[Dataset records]
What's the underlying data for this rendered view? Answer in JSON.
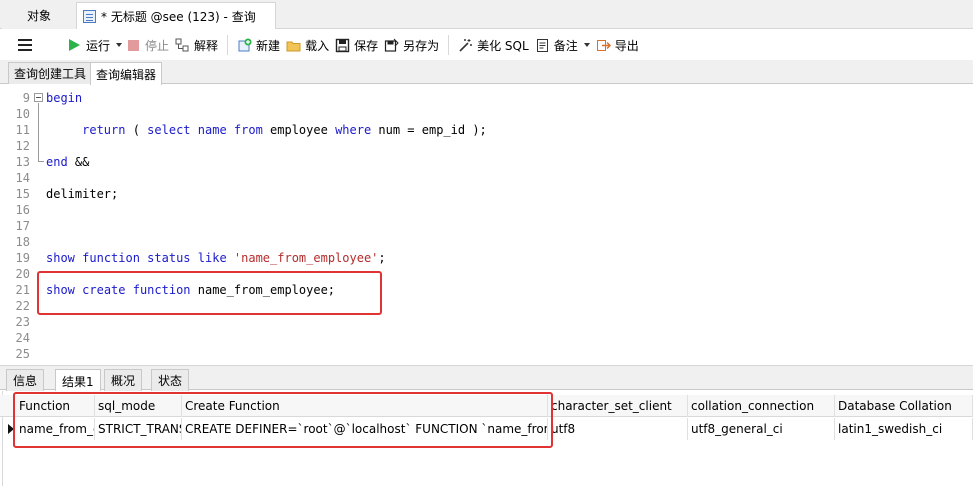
{
  "tabs": {
    "objects": "对象",
    "query": "* 无标题 @see (123) - 查询"
  },
  "toolbar": {
    "run": "运行",
    "stop": "停止",
    "explain": "解释",
    "new": "新建",
    "load": "载入",
    "save": "保存",
    "save_as": "另存为",
    "beautify": "美化 SQL",
    "note": "备注",
    "export": "导出"
  },
  "subtabs": {
    "builder": "查询创建工具",
    "editor": "查询编辑器"
  },
  "editor": {
    "lines": [
      {
        "num": "9",
        "segments": [
          {
            "t": "begin",
            "c": "kw"
          }
        ]
      },
      {
        "num": "10",
        "segments": []
      },
      {
        "num": "11",
        "segments": [
          {
            "t": "     ",
            "c": ""
          },
          {
            "t": "return",
            "c": "kw"
          },
          {
            "t": " ( ",
            "c": ""
          },
          {
            "t": "select",
            "c": "kw"
          },
          {
            "t": " ",
            "c": ""
          },
          {
            "t": "name",
            "c": "kw"
          },
          {
            "t": " ",
            "c": ""
          },
          {
            "t": "from",
            "c": "kw"
          },
          {
            "t": " employee ",
            "c": ""
          },
          {
            "t": "where",
            "c": "kw"
          },
          {
            "t": " num = emp_id );",
            "c": ""
          }
        ]
      },
      {
        "num": "12",
        "segments": []
      },
      {
        "num": "13",
        "segments": [
          {
            "t": "end",
            "c": "kw"
          },
          {
            "t": " &&",
            "c": ""
          }
        ]
      },
      {
        "num": "14",
        "segments": []
      },
      {
        "num": "15",
        "segments": [
          {
            "t": "delimiter;",
            "c": ""
          }
        ]
      },
      {
        "num": "16",
        "segments": []
      },
      {
        "num": "17",
        "segments": []
      },
      {
        "num": "18",
        "segments": []
      },
      {
        "num": "19",
        "segments": [
          {
            "t": "show",
            "c": "kw"
          },
          {
            "t": " ",
            "c": ""
          },
          {
            "t": "function",
            "c": "kw"
          },
          {
            "t": " ",
            "c": ""
          },
          {
            "t": "status",
            "c": "kw"
          },
          {
            "t": " ",
            "c": ""
          },
          {
            "t": "like",
            "c": "kw"
          },
          {
            "t": " ",
            "c": ""
          },
          {
            "t": "'name_from_employee'",
            "c": "str"
          },
          {
            "t": ";",
            "c": ""
          }
        ]
      },
      {
        "num": "20",
        "segments": []
      },
      {
        "num": "21",
        "segments": [
          {
            "t": "show",
            "c": "kw"
          },
          {
            "t": " ",
            "c": ""
          },
          {
            "t": "create",
            "c": "kw"
          },
          {
            "t": " ",
            "c": ""
          },
          {
            "t": "function",
            "c": "kw"
          },
          {
            "t": " name_from_employee;",
            "c": ""
          }
        ]
      },
      {
        "num": "22",
        "segments": []
      },
      {
        "num": "23",
        "segments": []
      },
      {
        "num": "24",
        "segments": []
      },
      {
        "num": "25",
        "segments": []
      }
    ]
  },
  "result_tabs": [
    "信息",
    "结果1",
    "概况",
    "状态"
  ],
  "grid": {
    "columns": [
      "Function",
      "sql_mode",
      "Create Function",
      "character_set_client",
      "collation_connection",
      "Database Collation"
    ],
    "rows": [
      [
        "name_from_employee",
        "STRICT_TRANS_TABLES",
        "CREATE DEFINER=`root`@`localhost` FUNCTION `name_from_employee`",
        "utf8",
        "utf8_general_ci",
        "latin1_swedish_ci"
      ]
    ]
  },
  "colors": {
    "keyword": "#1a1acc",
    "string": "#b52c2c",
    "highlight": "#e03333",
    "run_icon": "#2db34a"
  }
}
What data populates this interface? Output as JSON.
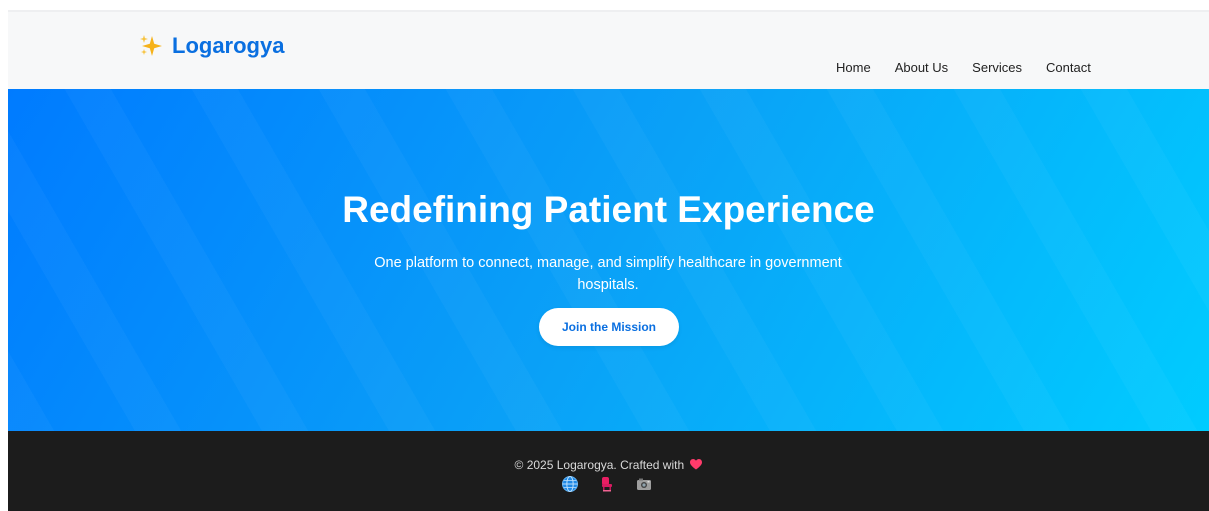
{
  "header": {
    "brand": "Logarogya",
    "nav": [
      "Home",
      "About Us",
      "Services",
      "Contact"
    ]
  },
  "hero": {
    "title": "Redefining Patient Experience",
    "subtitle": "One platform to connect, manage, and simplify healthcare in government hospitals.",
    "cta_label": "Join the Mission"
  },
  "footer": {
    "text": "© 2025 Logarogya. Crafted with",
    "social_icons": [
      "globe-icon",
      "chair-icon",
      "camera-icon"
    ]
  },
  "colors": {
    "brand": "#0a6fe0",
    "hero_start": "#007bff",
    "hero_end": "#00ccff",
    "footer_bg": "#1c1c1c",
    "heart": "#ff3b6b"
  }
}
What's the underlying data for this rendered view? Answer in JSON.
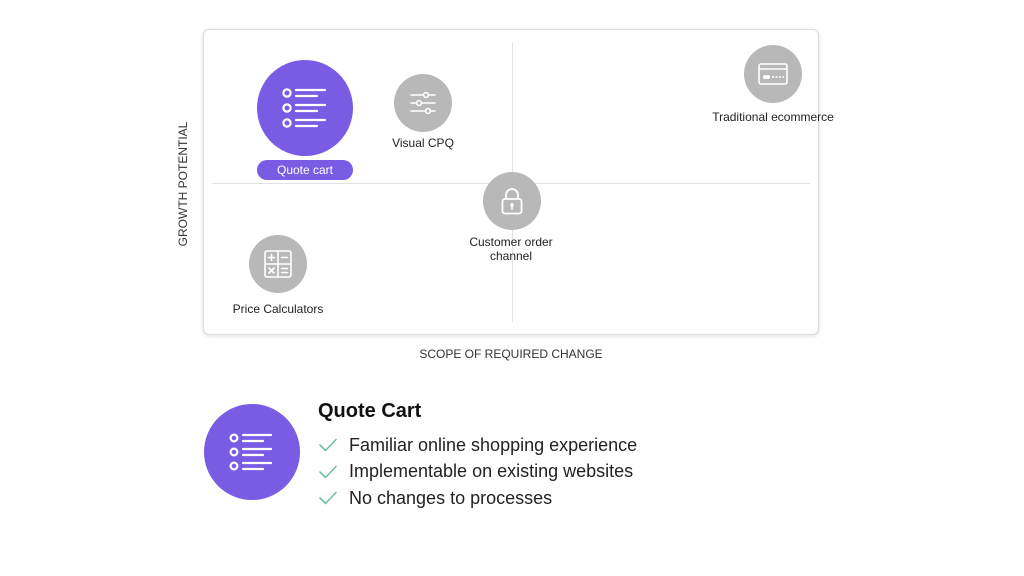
{
  "axes": {
    "y_label": "GROWTH POTENTIAL",
    "x_label": "SCOPE OF REQUIRED CHANGE"
  },
  "nodes": [
    {
      "label": "Quote cart",
      "icon": "list-icon",
      "highlighted": true
    },
    {
      "label": "Visual CPQ",
      "icon": "sliders-icon"
    },
    {
      "label": "Traditional ecommerce",
      "icon": "credit-card-icon"
    },
    {
      "label_line1": "Customer order",
      "label_line2": "channel",
      "icon": "lock-icon"
    },
    {
      "label": "Price Calculators",
      "icon": "calculator-icon"
    }
  ],
  "detail": {
    "title": "Quote Cart",
    "icon": "list-icon",
    "features": [
      "Familiar online shopping experience",
      "Implementable on existing websites",
      "No changes to processes"
    ]
  },
  "colors": {
    "accent": "#7a5be3",
    "node_gray": "#b8b8b8",
    "check": "#6fbfa6"
  }
}
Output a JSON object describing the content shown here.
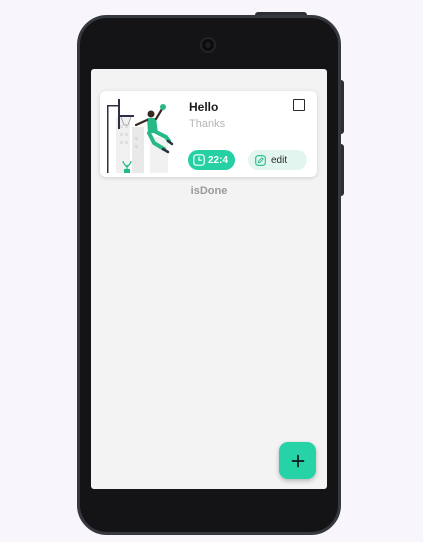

| Exercise aim |
All entries are to be retyped exactly. Omit any embedded images.

| The output |
What's the underlying data for this rendered view? Answer in JSON.
{
  "tabs": {
    "objects": "对象",
    "query": "* 无标题 @see (123) - 查询"
  },
  "toolbar": {
    "run": "运行",
    "stop": "停止",
    "explain": "解释",
    "new": "新建",
    "load": "载入",
    "save": "保存",
    "save_as": "另存为",
    "beautify": "美化 SQL",
    "note": "备注",
    "export": "导出"
  },
  "subtabs": {
    "builder": "查询创建工具",
    "editor": "查询编辑器"
  },
  "editor": {
    "lines": [
      {
        "num": "9",
        "segments": [
          {
            "t": "begin",
            "c": "kw"
          }
        ]
      },
      {
        "num": "10",
        "segments": []
      },
      {
        "num": "11",
        "segments": [
          {
            "t": "     ",
            "c": ""
          },
          {
            "t": "return",
            "c": "kw"
          },
          {
            "t": " ( ",
            "c": ""
          },
          {
            "t": "select",
            "c": "kw"
          },
          {
            "t": " ",
            "c": ""
          },
          {
            "t": "name",
            "c": "kw"
          },
          {
            "t": " ",
            "c": ""
          },
          {
            "t": "from",
            "c": "kw"
          },
          {
            "t": " employee ",
            "c": ""
          },
          {
            "t": "where",
            "c": "kw"
          },
          {
            "t": " num = emp_id );",
            "c": ""
          }
        ]
      },
      {
        "num": "12",
        "segments": []
      },
      {
        "num": "13",
        "segments": [
          {
            "t": "end",
            "c": "kw"
          },
          {
            "t": " &&",
            "c": ""
          }
        ]
      },
      {
        "num": "14",
        "segments": []
      },
      {
        "num": "15",
        "segments": [
          {
            "t": "delimiter;",
            "c": ""
          }
        ]
      },
      {
        "num": "16",
        "segments": []
      },
      {
        "num": "17",
        "segments": []
      },
      {
        "num": "18",
        "segments": []
      },
      {
        "num": "19",
        "segments": [
          {
            "t": "show",
            "c": "kw"
          },
          {
            "t": " ",
            "c": ""
          },
          {
            "t": "function",
            "c": "kw"
          },
          {
            "t": " ",
            "c": ""
          },
          {
            "t": "status",
            "c": "kw"
          },
          {
            "t": " ",
            "c": ""
          },
          {
            "t": "like",
            "c": "kw"
          },
          {
            "t": " ",
            "c": ""
          },
          {
            "t": "'name_from_employee'",
            "c": "str"
          },
          {
            "t": ";",
            "c": ""
          }
        ]
      },
      {
        "num": "20",
        "segments": []
      },
      {
        "num": "21",
        "segments": [
          {
            "t": "show",
            "c": "kw"
          },
          {
            "t": " ",
            "c": ""
          },
          {
            "t": "create",
            "c": "kw"
          },
          {
            "t": " ",
            "c": ""
          },
          {
            "t": "function",
            "c": "kw"
          },
          {
            "t": " name_from_employee;",
            "c": ""
          }
        ]
      },
      {
        "num": "22",
        "segments": []
      },
      {
        "num": "23",
        "segments": []
      },
      {
        "num": "24",
        "segments": []
      },
      {
        "num": "25",
        "segments": []
      }
    ]
  },
  "result_tabs": [
    "信息",
    "结果1",
    "概况",
    "状态"
  ],
  "grid": {
    "columns": [
      "Function",
      "sql_mode",
      "Create Function",
      "character_set_client",
      "collation_connection",
      "Database Collation"
    ],
    "rows": [
      [
        "name_from_employee",
        "STRICT_TRANS_TABLES",
        "CREATE DEFINER=`root`@`localhost` FUNCTION `name_from_employee`",
        "utf8",
        "utf8_general_ci",
        "latin1_swedish_ci"
      ]
    ]
  },
  "colors": {
    "keyword": "#1a1acc",
    "string": "#b52c2c",
    "highlight": "#e03333",
    "run_icon": "#2db34a"
  }
}
What data populates this interface? Output as JSON.
{
  "header": {
    "brand": "Logarogya",
    "nav": [
      "Home",
      "About Us",
      "Services",
      "Contact"
    ]
  },
  "hero": {
    "title": "Redefining Patient Experience",
    "subtitle": "One platform to connect, manage, and simplify healthcare in government hospitals.",
    "cta_label": "Join the Mission"
  },
  "footer": {
    "text": "© 2025 Logarogya. Crafted with",
    "social_icons": [
      "globe-icon",
      "chair-icon",
      "camera-icon"
    ]
  },
  "colors": {
    "brand": "#0a6fe0",
    "hero_start": "#007bff",
    "hero_end": "#00ccff",
    "footer_bg": "#1c1c1c",
    "heart": "#ff3b6b"
  }
}
What's the underlying data for this rendered view? Answer in JSON.
{
  "axes": {
    "y_label": "GROWTH POTENTIAL",
    "x_label": "SCOPE OF REQUIRED CHANGE"
  },
  "nodes": [
    {
      "label": "Quote cart",
      "icon": "list-icon",
      "highlighted": true
    },
    {
      "label": "Visual CPQ",
      "icon": "sliders-icon"
    },
    {
      "label": "Traditional ecommerce",
      "icon": "credit-card-icon"
    },
    {
      "label_line1": "Customer order",
      "label_line2": "channel",
      "icon": "lock-icon"
    },
    {
      "label": "Price Calculators",
      "icon": "calculator-icon"
    }
  ],
  "detail": {
    "title": "Quote Cart",
    "icon": "list-icon",
    "features": [
      "Familiar online shopping experience",
      "Implementable on existing websites",
      "No changes to processes"
    ]
  },
  "colors": {
    "accent": "#7a5be3",
    "node_gray": "#b8b8b8",
    "check": "#6fbfa6"
  }
}
Output a JSON object describing the content shown here.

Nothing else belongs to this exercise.